- [Dataset excerpt]
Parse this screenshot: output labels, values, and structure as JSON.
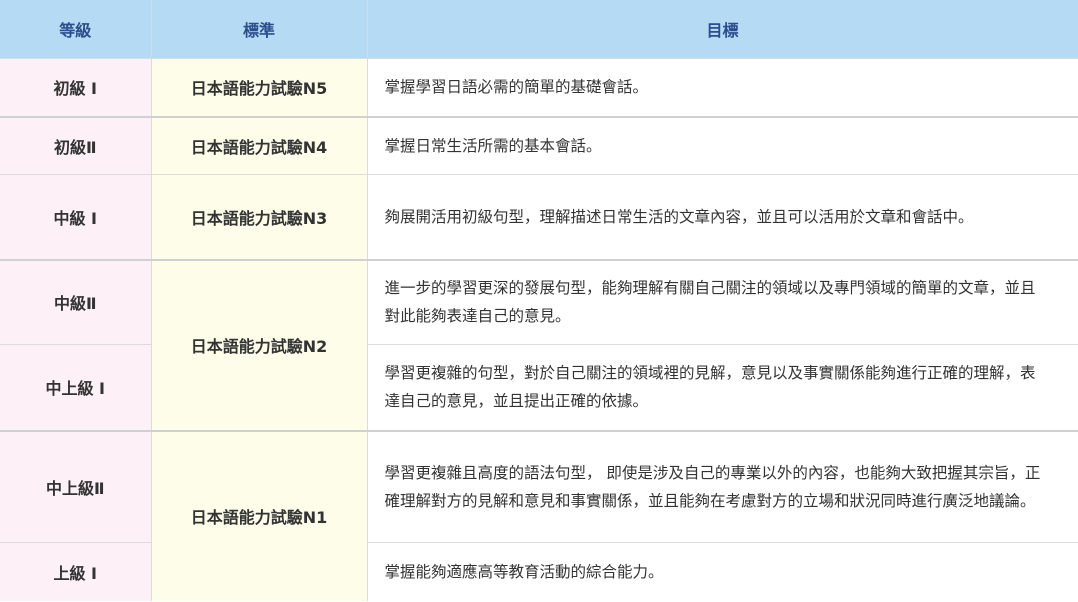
{
  "headers": {
    "level": "等級",
    "standard": "標準",
    "goal": "目標"
  },
  "rows": [
    {
      "level": "初級 I",
      "standard": "日本語能力試驗N5",
      "goal": "掌握學習日語必需的簡單的基礎會話。"
    },
    {
      "level": "初級Ⅱ",
      "standard": "日本語能力試驗N4",
      "goal": "掌握日常生活所需的基本會話。"
    },
    {
      "level": "中級 I",
      "standard": "日本語能力試驗N3",
      "goal": "夠展開活用初級句型，理解描述日常生活的文章內容，並且可以活用於文章和會話中。"
    },
    {
      "level": "中級Ⅱ",
      "standard": "日本語能力試驗N2",
      "goal": "進一步的學習更深的發展句型，能夠理解有關自己關注的領域以及專門領域的簡單的文章，並且對此能夠表達自己的意見。"
    },
    {
      "level": "中上級 I",
      "goal": "學習更複雜的句型，對於自己關注的領域裡的見解，意見以及事實關係能夠進行正確的理解，表達自己的意見，並且提出正確的依據。"
    },
    {
      "level": "中上級Ⅱ",
      "standard": "日本語能力試驗N1",
      "goal": "學習更複雜且高度的語法句型， 即使是涉及自己的專業以外的內容，也能夠大致把握其宗旨，正確理解對方的見解和意見和事實關係，並且能夠在考慮對方的立場和狀況同時進行廣泛地議論。"
    },
    {
      "level": "上級 I",
      "goal": "掌握能夠適應高等教育活動的綜合能力。"
    }
  ]
}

- [INSTRUCTIONS TO FOLLOW] In the records above, find each line that holds the word "standard"; copy all such lines.

- [EXERCISE RESULT]
    "standard": "標準",
      "standard": "日本語能力試驗N5",
      "standard": "日本語能力試驗N4",
      "standard": "日本語能力試驗N3",
      "standard": "日本語能力試驗N2",
      "standard": "日本語能力試驗N1",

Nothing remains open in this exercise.